**Exercise objective:**
Return each line of the records with nothing changed, pictures excepted.

-- start of Data rows --

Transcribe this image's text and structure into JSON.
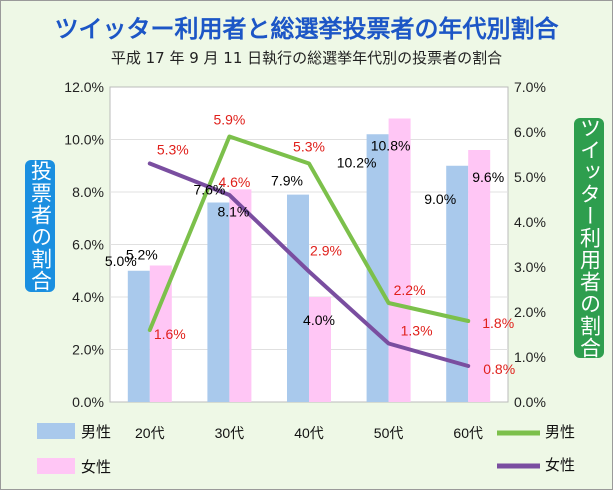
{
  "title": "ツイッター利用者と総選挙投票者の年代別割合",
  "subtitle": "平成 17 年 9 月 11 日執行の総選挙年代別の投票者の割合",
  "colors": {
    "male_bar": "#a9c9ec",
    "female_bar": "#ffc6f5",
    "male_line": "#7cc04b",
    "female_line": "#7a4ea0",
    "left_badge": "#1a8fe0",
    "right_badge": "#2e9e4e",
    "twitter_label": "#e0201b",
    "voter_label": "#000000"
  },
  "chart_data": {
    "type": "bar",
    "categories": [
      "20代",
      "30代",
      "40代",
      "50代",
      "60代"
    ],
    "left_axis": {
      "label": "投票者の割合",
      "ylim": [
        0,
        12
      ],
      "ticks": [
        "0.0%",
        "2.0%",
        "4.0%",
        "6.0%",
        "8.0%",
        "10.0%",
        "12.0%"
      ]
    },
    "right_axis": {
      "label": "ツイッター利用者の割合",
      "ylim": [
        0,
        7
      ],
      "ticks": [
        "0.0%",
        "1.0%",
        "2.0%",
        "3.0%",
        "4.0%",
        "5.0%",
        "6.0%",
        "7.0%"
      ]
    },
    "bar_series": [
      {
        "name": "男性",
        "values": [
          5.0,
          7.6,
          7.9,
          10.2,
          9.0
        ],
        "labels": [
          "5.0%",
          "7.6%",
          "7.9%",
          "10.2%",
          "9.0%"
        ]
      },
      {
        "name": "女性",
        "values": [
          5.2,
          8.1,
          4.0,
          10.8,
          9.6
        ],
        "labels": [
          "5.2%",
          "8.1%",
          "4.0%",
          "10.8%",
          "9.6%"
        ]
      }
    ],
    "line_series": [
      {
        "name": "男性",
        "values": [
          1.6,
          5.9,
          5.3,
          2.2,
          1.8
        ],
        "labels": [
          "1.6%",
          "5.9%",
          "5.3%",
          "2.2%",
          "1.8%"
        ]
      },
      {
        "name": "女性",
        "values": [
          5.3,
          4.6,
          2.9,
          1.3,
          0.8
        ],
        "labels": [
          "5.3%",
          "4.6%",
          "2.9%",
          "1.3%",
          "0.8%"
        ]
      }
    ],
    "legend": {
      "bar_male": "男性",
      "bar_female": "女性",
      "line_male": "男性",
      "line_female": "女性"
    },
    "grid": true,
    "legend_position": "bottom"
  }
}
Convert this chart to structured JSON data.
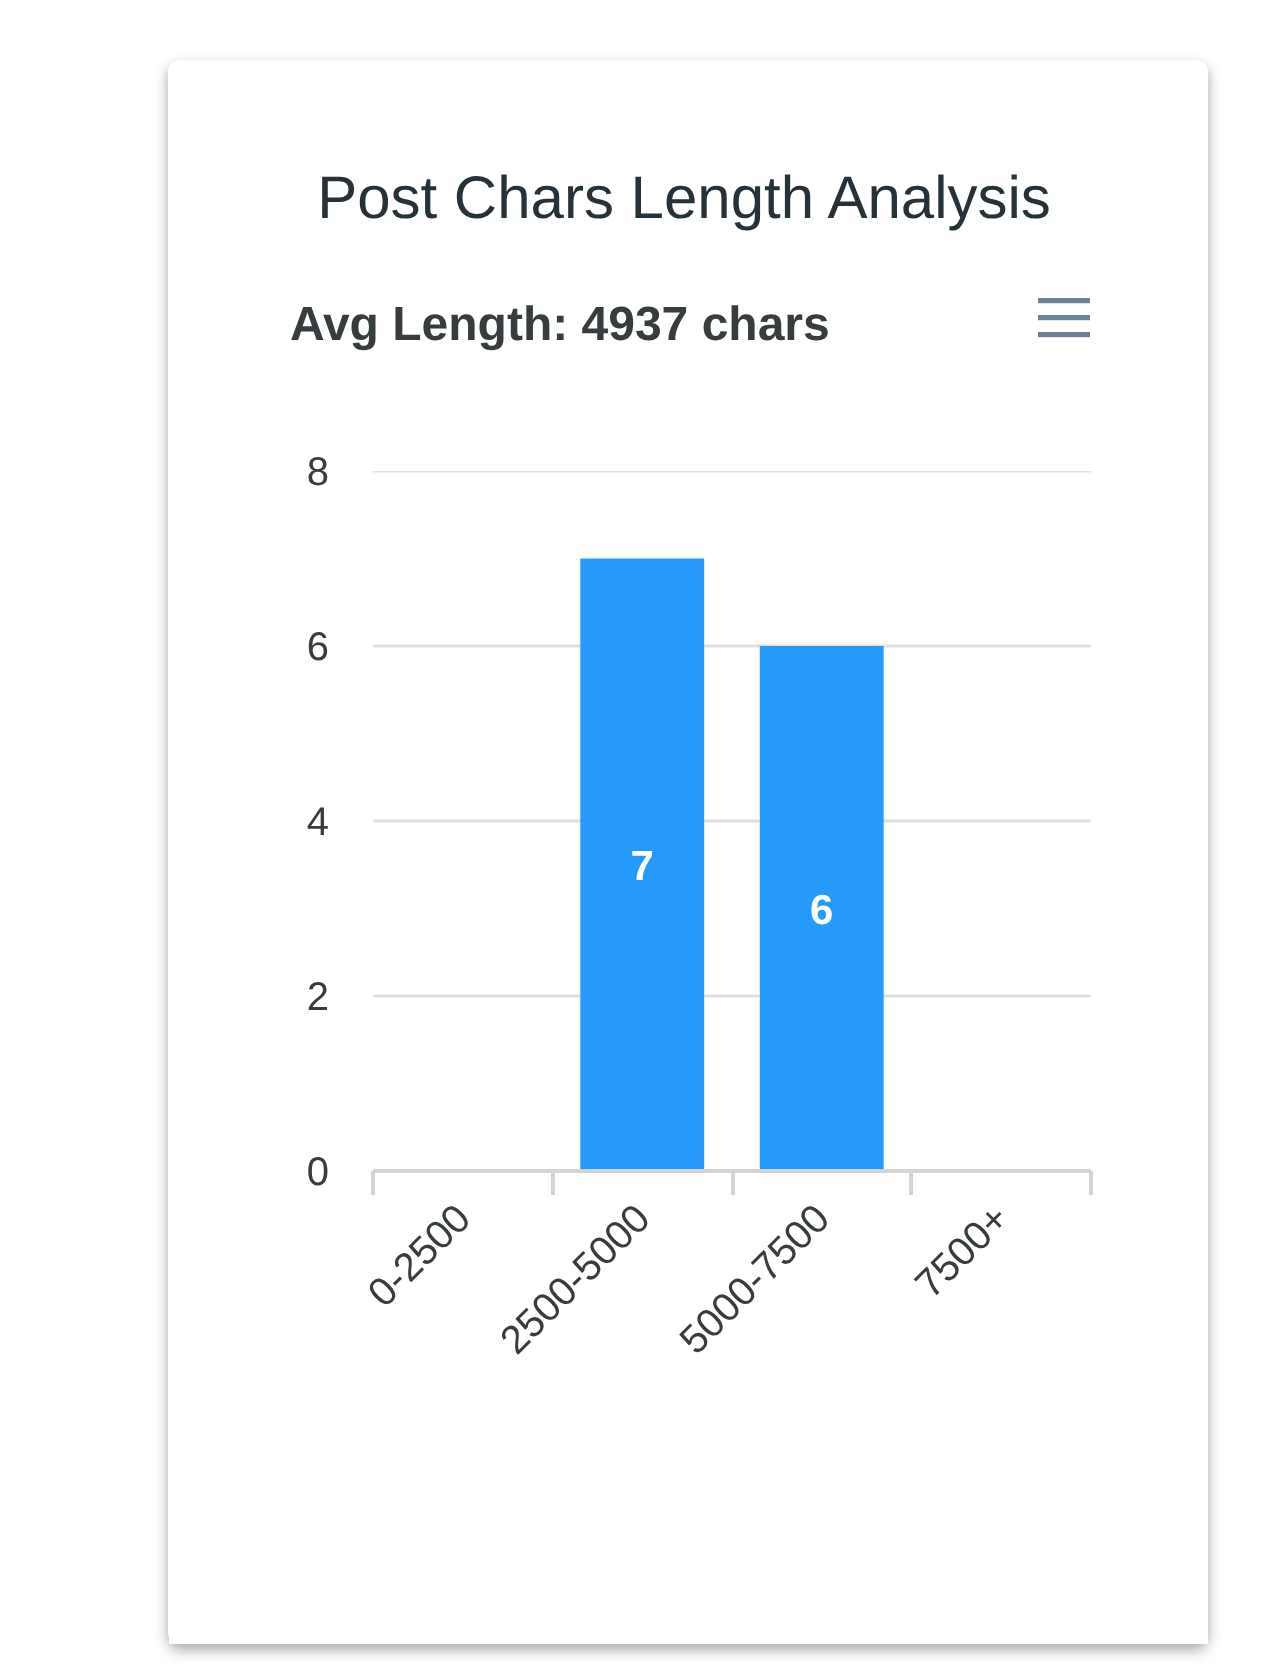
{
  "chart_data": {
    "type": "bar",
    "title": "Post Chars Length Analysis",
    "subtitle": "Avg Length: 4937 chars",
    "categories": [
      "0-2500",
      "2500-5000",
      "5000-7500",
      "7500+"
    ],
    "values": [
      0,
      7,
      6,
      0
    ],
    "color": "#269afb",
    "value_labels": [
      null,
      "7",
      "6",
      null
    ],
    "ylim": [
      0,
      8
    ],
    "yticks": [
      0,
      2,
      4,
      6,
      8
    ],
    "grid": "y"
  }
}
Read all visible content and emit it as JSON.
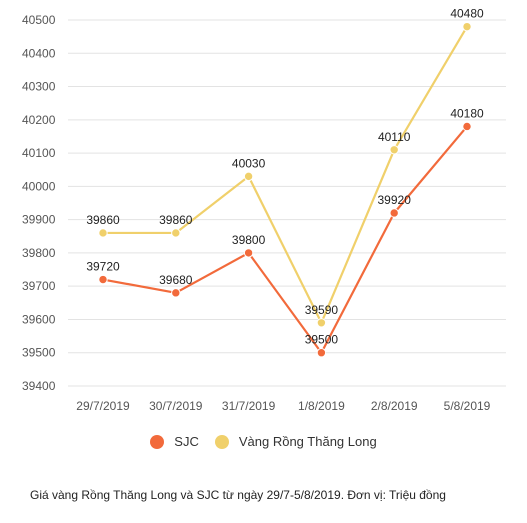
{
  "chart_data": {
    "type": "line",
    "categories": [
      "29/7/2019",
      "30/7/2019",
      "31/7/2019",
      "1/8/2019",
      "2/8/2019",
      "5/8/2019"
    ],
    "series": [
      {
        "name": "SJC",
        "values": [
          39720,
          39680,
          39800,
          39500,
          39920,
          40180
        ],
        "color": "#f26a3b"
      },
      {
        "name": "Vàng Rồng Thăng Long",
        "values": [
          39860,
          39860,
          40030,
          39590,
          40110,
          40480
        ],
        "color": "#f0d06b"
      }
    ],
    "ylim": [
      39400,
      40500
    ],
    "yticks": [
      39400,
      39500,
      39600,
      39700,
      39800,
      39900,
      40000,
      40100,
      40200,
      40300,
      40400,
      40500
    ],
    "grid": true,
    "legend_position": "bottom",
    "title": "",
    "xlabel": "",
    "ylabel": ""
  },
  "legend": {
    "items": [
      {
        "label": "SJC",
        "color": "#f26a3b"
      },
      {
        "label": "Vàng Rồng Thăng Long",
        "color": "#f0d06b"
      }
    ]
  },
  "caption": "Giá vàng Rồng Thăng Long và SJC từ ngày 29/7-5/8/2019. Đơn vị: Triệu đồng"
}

-- end of Data rows --

**Answer:**
Transcribe this image's text and structure into JSON.
{
  "title": "ツイッター利用者と総選挙投票者の年代別割合",
  "subtitle": "平成 17 年 9 月 11 日執行の総選挙年代別の投票者の割合",
  "colors": {
    "male_bar": "#a9c9ec",
    "female_bar": "#ffc6f5",
    "male_line": "#7cc04b",
    "female_line": "#7a4ea0",
    "left_badge": "#1a8fe0",
    "right_badge": "#2e9e4e",
    "twitter_label": "#e0201b",
    "voter_label": "#000000"
  },
  "chart_data": {
    "type": "bar",
    "categories": [
      "20代",
      "30代",
      "40代",
      "50代",
      "60代"
    ],
    "left_axis": {
      "label": "投票者の割合",
      "ylim": [
        0,
        12
      ],
      "ticks": [
        "0.0%",
        "2.0%",
        "4.0%",
        "6.0%",
        "8.0%",
        "10.0%",
        "12.0%"
      ]
    },
    "right_axis": {
      "label": "ツイッター利用者の割合",
      "ylim": [
        0,
        7
      ],
      "ticks": [
        "0.0%",
        "1.0%",
        "2.0%",
        "3.0%",
        "4.0%",
        "5.0%",
        "6.0%",
        "7.0%"
      ]
    },
    "bar_series": [
      {
        "name": "男性",
        "values": [
          5.0,
          7.6,
          7.9,
          10.2,
          9.0
        ],
        "labels": [
          "5.0%",
          "7.6%",
          "7.9%",
          "10.2%",
          "9.0%"
        ]
      },
      {
        "name": "女性",
        "values": [
          5.2,
          8.1,
          4.0,
          10.8,
          9.6
        ],
        "labels": [
          "5.2%",
          "8.1%",
          "4.0%",
          "10.8%",
          "9.6%"
        ]
      }
    ],
    "line_series": [
      {
        "name": "男性",
        "values": [
          1.6,
          5.9,
          5.3,
          2.2,
          1.8
        ],
        "labels": [
          "1.6%",
          "5.9%",
          "5.3%",
          "2.2%",
          "1.8%"
        ]
      },
      {
        "name": "女性",
        "values": [
          5.3,
          4.6,
          2.9,
          1.3,
          0.8
        ],
        "labels": [
          "5.3%",
          "4.6%",
          "2.9%",
          "1.3%",
          "0.8%"
        ]
      }
    ],
    "legend": {
      "bar_male": "男性",
      "bar_female": "女性",
      "line_male": "男性",
      "line_female": "女性"
    },
    "grid": true,
    "legend_position": "bottom"
  }
}
Convert this chart to structured JSON data.
{
  "chart_data": {
    "type": "bar",
    "title": "Post Chars Length Analysis",
    "subtitle": "Avg Length: 4937 chars",
    "categories": [
      "0-2500",
      "2500-5000",
      "5000-7500",
      "7500+"
    ],
    "values": [
      0,
      7,
      6,
      0
    ],
    "color": "#269afb",
    "value_labels": [
      null,
      "7",
      "6",
      null
    ],
    "ylim": [
      0,
      8
    ],
    "yticks": [
      0,
      2,
      4,
      6,
      8
    ],
    "grid": "y"
  }
}
Read all visible content and emit it as JSON.
{
  "chart_data": {
    "type": "line",
    "categories": [
      "29/7/2019",
      "30/7/2019",
      "31/7/2019",
      "1/8/2019",
      "2/8/2019",
      "5/8/2019"
    ],
    "series": [
      {
        "name": "SJC",
        "values": [
          39720,
          39680,
          39800,
          39500,
          39920,
          40180
        ],
        "color": "#f26a3b"
      },
      {
        "name": "Vàng Rồng Thăng Long",
        "values": [
          39860,
          39860,
          40030,
          39590,
          40110,
          40480
        ],
        "color": "#f0d06b"
      }
    ],
    "ylim": [
      39400,
      40500
    ],
    "yticks": [
      39400,
      39500,
      39600,
      39700,
      39800,
      39900,
      40000,
      40100,
      40200,
      40300,
      40400,
      40500
    ],
    "grid": true,
    "legend_position": "bottom",
    "title": "",
    "xlabel": "",
    "ylabel": ""
  },
  "legend": {
    "items": [
      {
        "label": "SJC",
        "color": "#f26a3b"
      },
      {
        "label": "Vàng Rồng Thăng Long",
        "color": "#f0d06b"
      }
    ]
  },
  "caption": "Giá vàng Rồng Thăng Long và SJC từ ngày 29/7-5/8/2019. Đơn vị: Triệu đồng"
}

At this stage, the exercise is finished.